● Requirements: Check every line of the material below for the string "Thomas", and return the ones that have it.

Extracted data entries
┄┄┄┄┄┄

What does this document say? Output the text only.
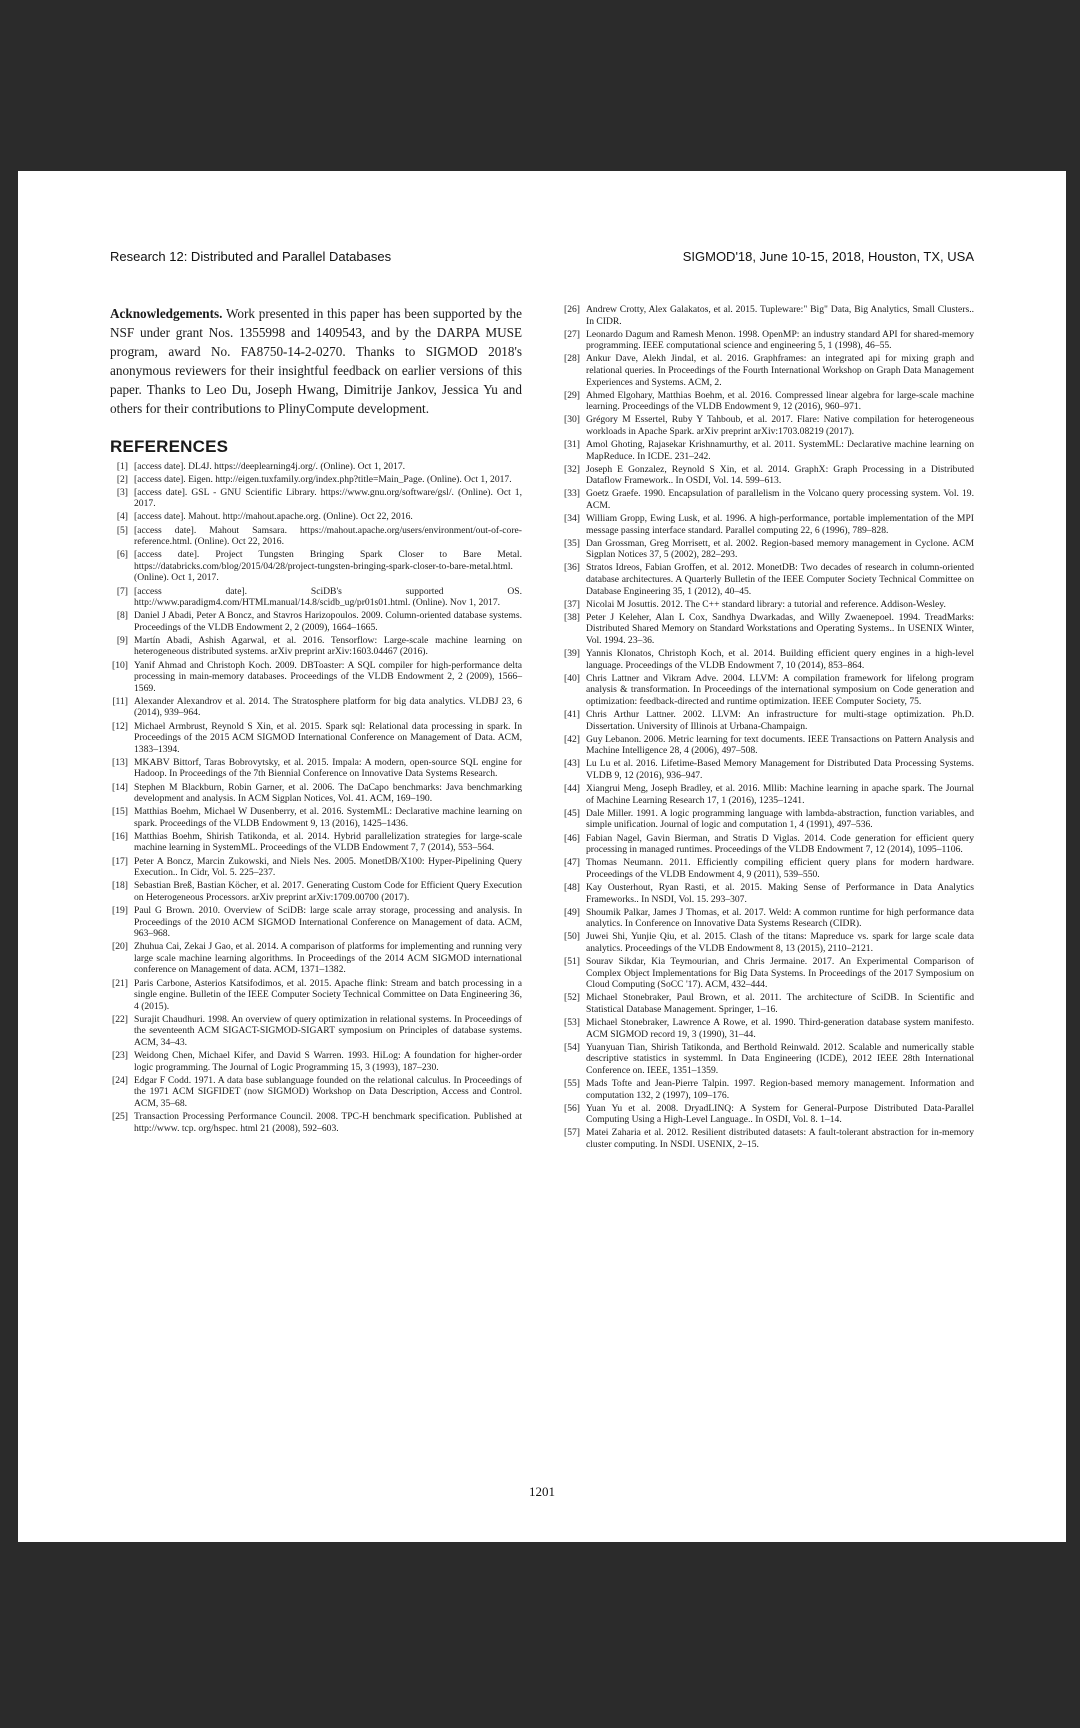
Research 12: Distributed and Parallel Databases	SIGMOD'18, June 10-15, 2018, Houston, TX, USA

Acknowledgements. Work presented in this paper has been supported by the NSF under grant Nos. 1355998 and 1409543, and by the DARPA MUSE program, award No. FA8750-14-2-0270. Thanks to SIGMOD 2018's anonymous reviewers for their insightful feedback on earlier versions of this paper. Thanks to Leo Du, Joseph Hwang, Dimitrije Jankov, Jessica Yu and others for their contributions to PlinyCompute development.

REFERENCES
[1] [access date]. DL4J. https://deeplearning4j.org/. (Online). Oct 1, 2017.
[2] [access date]. Eigen. http://eigen.tuxfamily.org/index.php?title=Main_Page. (Online). Oct 1, 2017.
[3] [access date]. GSL - GNU Scientific Library. https://www.gnu.org/software/gsl/. (Online). Oct 1, 2017.
[4] [access date]. Mahout. http://mahout.apache.org. (Online). Oct 22, 2016.
[5] [access date]. Mahout Samsara. https://mahout.apache.org/users/environment/out-of-core-reference.html. (Online). Oct 22, 2016.
[6] [access date]. Project Tungsten Bringing Spark Closer to Bare Metal. https://databricks.com/blog/2015/04/28/project-tungsten-bringing-spark-closer-to-bare-metal.html. (Online). Oct 1, 2017.
[7] [access date]. SciDB's supported OS. http://www.paradigm4.com/HTMLmanual/14.8/scidb_ug/pr01s01.html. (Online). Nov 1, 2017.
[8] Daniel J Abadi, Peter A Boncz, and Stavros Harizopoulos. 2009. Column-oriented database systems. Proceedings of the VLDB Endowment 2, 2 (2009), 1664–1665.
[9] Martín Abadi, Ashish Agarwal, et al. 2016. Tensorflow: Large-scale machine learning on heterogeneous distributed systems. arXiv preprint arXiv:1603.04467 (2016).
[10] Yanif Ahmad and Christoph Koch. 2009. DBToaster: A SQL compiler for high-performance delta processing in main-memory databases. Proceedings of the VLDB Endowment 2, 2 (2009), 1566–1569.
[11] Alexander Alexandrov et al. 2014. The Stratosphere platform for big data analytics. VLDBJ 23, 6 (2014), 939–964.
[12] Michael Armbrust, Reynold S Xin, et al. 2015. Spark sql: Relational data processing in spark. In Proceedings of the 2015 ACM SIGMOD International Conference on Management of Data. ACM, 1383–1394.
[13] MKABV Bittorf, Taras Bobrovytsky, et al. 2015. Impala: A modern, open-source SQL engine for Hadoop. In Proceedings of the 7th Biennial Conference on Innovative Data Systems Research.
[14] Stephen M Blackburn, Robin Garner, et al. 2006. The DaCapo benchmarks: Java benchmarking development and analysis. In ACM Sigplan Notices, Vol. 41. ACM, 169–190.
[15] Matthias Boehm, Michael W Dusenberry, et al. 2016. SystemML: Declarative machine learning on spark. Proceedings of the VLDB Endowment 9, 13 (2016), 1425–1436.
[16] Matthias Boehm, Shirish Tatikonda, et al. 2014. Hybrid parallelization strategies for large-scale machine learning in SystemML. Proceedings of the VLDB Endowment 7, 7 (2014), 553–564.
[17] Peter A Boncz, Marcin Zukowski, and Niels Nes. 2005. MonetDB/X100: Hyper-Pipelining Query Execution.. In Cidr, Vol. 5. 225–237.
[18] Sebastian Breß, Bastian Köcher, et al. 2017. Generating Custom Code for Efficient Query Execution on Heterogeneous Processors. arXiv preprint arXiv:1709.00700 (2017).
[19] Paul G Brown. 2010. Overview of SciDB: large scale array storage, processing and analysis. In Proceedings of the 2010 ACM SIGMOD International Conference on Management of data. ACM, 963–968.
[20] Zhuhua Cai, Zekai J Gao, et al. 2014. A comparison of platforms for implementing and running very large scale machine learning algorithms. In Proceedings of the 2014 ACM SIGMOD international conference on Management of data. ACM, 1371–1382.
[21] Paris Carbone, Asterios Katsifodimos, et al. 2015. Apache flink: Stream and batch processing in a single engine. Bulletin of the IEEE Computer Society Technical Committee on Data Engineering 36, 4 (2015).
[22] Surajit Chaudhuri. 1998. An overview of query optimization in relational systems. In Proceedings of the seventeenth ACM SIGACT-SIGMOD-SIGART symposium on Principles of database systems. ACM, 34–43.
[23] Weidong Chen, Michael Kifer, and David S Warren. 1993. HiLog: A foundation for higher-order logic programming. The Journal of Logic Programming 15, 3 (1993), 187–230.
[24] Edgar F Codd. 1971. A data base sublanguage founded on the relational calculus. In Proceedings of the 1971 ACM SIGFIDET (now SIGMOD) Workshop on Data Description, Access and Control. ACM, 35–68.
[25] Transaction Processing Performance Council. 2008. TPC-H benchmark specification. Published at http://www. tcp. org/hspec. html 21 (2008), 592–603.
[26] Andrew Crotty, Alex Galakatos, et al. 2015. Tupleware:" Big" Data, Big Analytics, Small Clusters.. In CIDR.
[27] Leonardo Dagum and Ramesh Menon. 1998. OpenMP: an industry standard API for shared-memory programming. IEEE computational science and engineering 5, 1 (1998), 46–55.
[28] Ankur Dave, Alekh Jindal, et al. 2016. Graphframes: an integrated api for mixing graph and relational queries. In Proceedings of the Fourth International Workshop on Graph Data Management Experiences and Systems. ACM, 2.
[29] Ahmed Elgohary, Matthias Boehm, et al. 2016. Compressed linear algebra for large-scale machine learning. Proceedings of the VLDB Endowment 9, 12 (2016), 960–971.
[30] Grégory M Essertel, Ruby Y Tahboub, et al. 2017. Flare: Native compilation for heterogeneous workloads in Apache Spark. arXiv preprint arXiv:1703.08219 (2017).
[31] Amol Ghoting, Rajasekar Krishnamurthy, et al. 2011. SystemML: Declarative machine learning on MapReduce. In ICDE. 231–242.
[32] Joseph E Gonzalez, Reynold S Xin, et al. 2014. GraphX: Graph Processing in a Distributed Dataflow Framework.. In OSDI, Vol. 14. 599–613.
[33] Goetz Graefe. 1990. Encapsulation of parallelism in the Volcano query processing system. Vol. 19. ACM.
[34] William Gropp, Ewing Lusk, et al. 1996. A high-performance, portable implementation of the MPI message passing interface standard. Parallel computing 22, 6 (1996), 789–828.
[35] Dan Grossman, Greg Morrisett, et al. 2002. Region-based memory management in Cyclone. ACM Sigplan Notices 37, 5 (2002), 282–293.
[36] Stratos Idreos, Fabian Groffen, et al. 2012. MonetDB: Two decades of research in column-oriented database architectures. A Quarterly Bulletin of the IEEE Computer Society Technical Committee on Database Engineering 35, 1 (2012), 40–45.
[37] Nicolai M Josuttis. 2012. The C++ standard library: a tutorial and reference. Addison-Wesley.
[38] Peter J Keleher, Alan L Cox, Sandhya Dwarkadas, and Willy Zwaenepoel. 1994. TreadMarks: Distributed Shared Memory on Standard Workstations and Operating Systems.. In USENIX Winter, Vol. 1994. 23–36.
[39] Yannis Klonatos, Christoph Koch, et al. 2014. Building efficient query engines in a high-level language. Proceedings of the VLDB Endowment 7, 10 (2014), 853–864.
[40] Chris Lattner and Vikram Adve. 2004. LLVM: A compilation framework for lifelong program analysis & transformation. In Proceedings of the international symposium on Code generation and optimization: feedback-directed and runtime optimization. IEEE Computer Society, 75.
[41] Chris Arthur Lattner. 2002. LLVM: An infrastructure for multi-stage optimization. Ph.D. Dissertation. University of Illinois at Urbana-Champaign.
[42] Guy Lebanon. 2006. Metric learning for text documents. IEEE Transactions on Pattern Analysis and Machine Intelligence 28, 4 (2006), 497–508.
[43] Lu Lu et al. 2016. Lifetime-Based Memory Management for Distributed Data Processing Systems. VLDB 9, 12 (2016), 936–947.
[44] Xiangrui Meng, Joseph Bradley, et al. 2016. Mllib: Machine learning in apache spark. The Journal of Machine Learning Research 17, 1 (2016), 1235–1241.
[45] Dale Miller. 1991. A logic programming language with lambda-abstraction, function variables, and simple unification. Journal of logic and computation 1, 4 (1991), 497–536.
[46] Fabian Nagel, Gavin Bierman, and Stratis D Viglas. 2014. Code generation for efficient query processing in managed runtimes. Proceedings of the VLDB Endowment 7, 12 (2014), 1095–1106.
[47] Thomas Neumann. 2011. Efficiently compiling efficient query plans for modern hardware. Proceedings of the VLDB Endowment 4, 9 (2011), 539–550.
[48] Kay Ousterhout, Ryan Rasti, et al. 2015. Making Sense of Performance in Data Analytics Frameworks.. In NSDI, Vol. 15. 293–307.
[49] Shoumik Palkar, James J Thomas, et al. 2017. Weld: A common runtime for high performance data analytics. In Conference on Innovative Data Systems Research (CIDR).
[50] Juwei Shi, Yunjie Qiu, et al. 2015. Clash of the titans: Mapreduce vs. spark for large scale data analytics. Proceedings of the VLDB Endowment 8, 13 (2015), 2110–2121.
[51] Sourav Sikdar, Kia Teymourian, and Chris Jermaine. 2017. An Experimental Comparison of Complex Object Implementations for Big Data Systems. In Proceedings of the 2017 Symposium on Cloud Computing (SoCC '17). ACM, 432–444.
[52] Michael Stonebraker, Paul Brown, et al. 2011. The architecture of SciDB. In Scientific and Statistical Database Management. Springer, 1–16.
[53] Michael Stonebraker, Lawrence A Rowe, et al. 1990. Third-generation database system manifesto. ACM SIGMOD record 19, 3 (1990), 31–44.
[54] Yuanyuan Tian, Shirish Tatikonda, and Berthold Reinwald. 2012. Scalable and numerically stable descriptive statistics in systemml. In Data Engineering (ICDE), 2012 IEEE 28th International Conference on. IEEE, 1351–1359.
[55] Mads Tofte and Jean-Pierre Talpin. 1997. Region-based memory management. Information and computation 132, 2 (1997), 109–176.
[56] Yuan Yu et al. 2008. DryadLINQ: A System for General-Purpose Distributed Data-Parallel Computing Using a High-Level Language.. In OSDI, Vol. 8. 1–14.
[57] Matei Zaharia et al. 2012. Resilient distributed datasets: A fault-tolerant abstraction for in-memory cluster computing. In NSDI. USENIX, 2–15.
1201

┄┄┄┄┄┄

● Answer to the task:
[47] Thomas Neumann. 2011. Efficiently compiling efficient query plans for modern hardware. Proceedings of the VLDB Endowment 4, 9 (2011), 539–550.
[49] Shoumik Palkar, James J Thomas, et al. 2017. Weld: A common runtime for high performance data analytics. In Conference on Innovative Data Systems Research (CIDR).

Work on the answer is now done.